▶ **SET PROBLEM**: Every record must be repeated exactly; omit any pictures they contain.

Dataset items
▼▼▼
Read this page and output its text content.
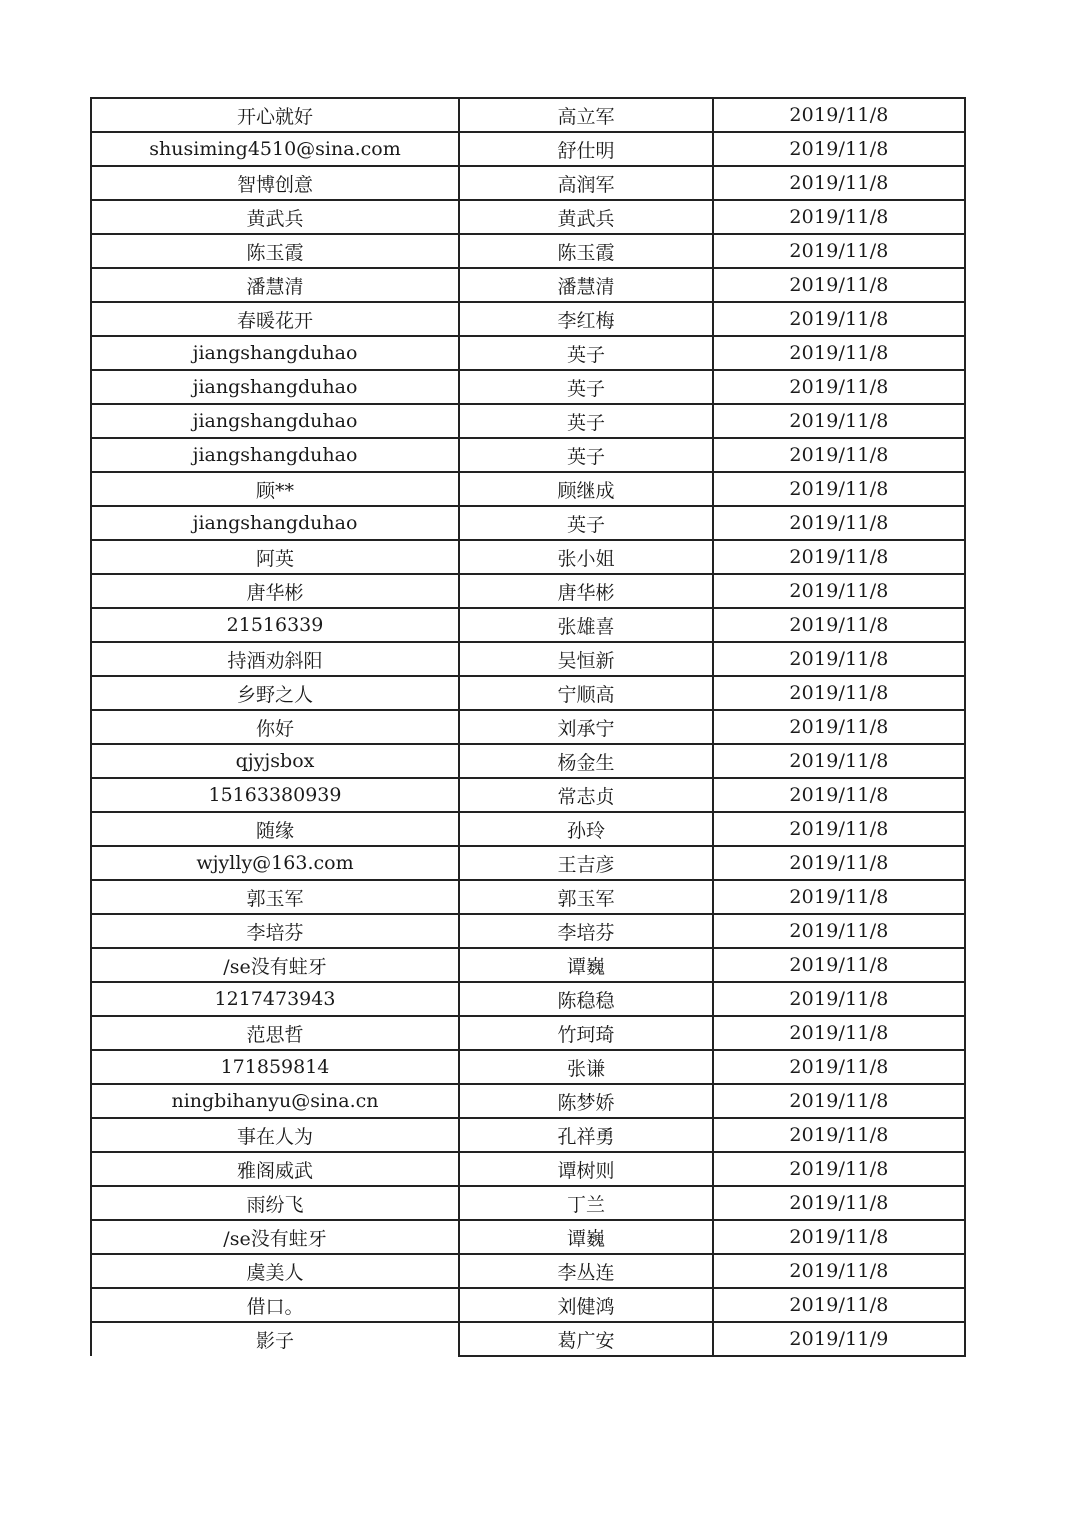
开心就好	高立军	2019/11/8
shusiming4510@sina.com	舒仕明	2019/11/8
智博创意	高润军	2019/11/8
黄武兵	黄武兵	2019/11/8
陈玉霞	陈玉霞	2019/11/8
潘慧清	潘慧清	2019/11/8
春暖花开	李红梅	2019/11/8
jiangshangduhao	英子	2019/11/8
jiangshangduhao	英子	2019/11/8
jiangshangduhao	英子	2019/11/8
jiangshangduhao	英子	2019/11/8
顾**	顾继成	2019/11/8
jiangshangduhao	英子	2019/11/8
阿英	张小姐	2019/11/8
唐华彬	唐华彬	2019/11/8
21516339	张雄喜	2019/11/8
持酒劝斜阳	吴恒新	2019/11/8
乡野之人	宁顺高	2019/11/8
你好	刘承宁	2019/11/8
qjyjsbox	杨金生	2019/11/8
15163380939	常志贞	2019/11/8
随缘	孙玲	2019/11/8
wjylly@163.com	王吉彦	2019/11/8
郭玉军	郭玉军	2019/11/8
李培芬	李培芬	2019/11/8
/se没有蛀牙	谭巍	2019/11/8
1217473943	陈稳稳	2019/11/8
范思哲	竹珂琦	2019/11/8
171859814	张谦	2019/11/8
ningbihanyu@sina.cn	陈梦娇	2019/11/8
事在人为	孔祥勇	2019/11/8
雅阁威武	谭树则	2019/11/8
雨纷飞	丁兰	2019/11/8
/se没有蛀牙	谭巍	2019/11/8
虞美人	李丛连	2019/11/8
借口。	刘健鸿	2019/11/8
影子	葛广安	2019/11/9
▲▲▲
▶ **RESPONSE TO THE TASK**:
Read this page and output its text content.
开心就好	高立军	2019/11/8
shusiming4510@sina.com	舒仕明	2019/11/8
智博创意	高润军	2019/11/8
黄武兵	黄武兵	2019/11/8
陈玉霞	陈玉霞	2019/11/8
潘慧清	潘慧清	2019/11/8
春暖花开	李红梅	2019/11/8
jiangshangduhao	英子	2019/11/8
jiangshangduhao	英子	2019/11/8
jiangshangduhao	英子	2019/11/8
jiangshangduhao	英子	2019/11/8
顾**	顾继成	2019/11/8
jiangshangduhao	英子	2019/11/8
阿英	张小姐	2019/11/8
唐华彬	唐华彬	2019/11/8
21516339	张雄喜	2019/11/8
持酒劝斜阳	吴恒新	2019/11/8
乡野之人	宁顺高	2019/11/8
你好	刘承宁	2019/11/8
qjyjsbox	杨金生	2019/11/8
15163380939	常志贞	2019/11/8
随缘	孙玲	2019/11/8
wjylly@163.com	王吉彦	2019/11/8
郭玉军	郭玉军	2019/11/8
李培芬	李培芬	2019/11/8
/se没有蛀牙	谭巍	2019/11/8
1217473943	陈稳稳	2019/11/8
范思哲	竹珂琦	2019/11/8
171859814	张谦	2019/11/8
ningbihanyu@sina.cn	陈梦娇	2019/11/8
事在人为	孔祥勇	2019/11/8
雅阁威武	谭树则	2019/11/8
雨纷飞	丁兰	2019/11/8
/se没有蛀牙	谭巍	2019/11/8
虞美人	李丛连	2019/11/8
借口。	刘健鸿	2019/11/8
影子	葛广安	2019/11/9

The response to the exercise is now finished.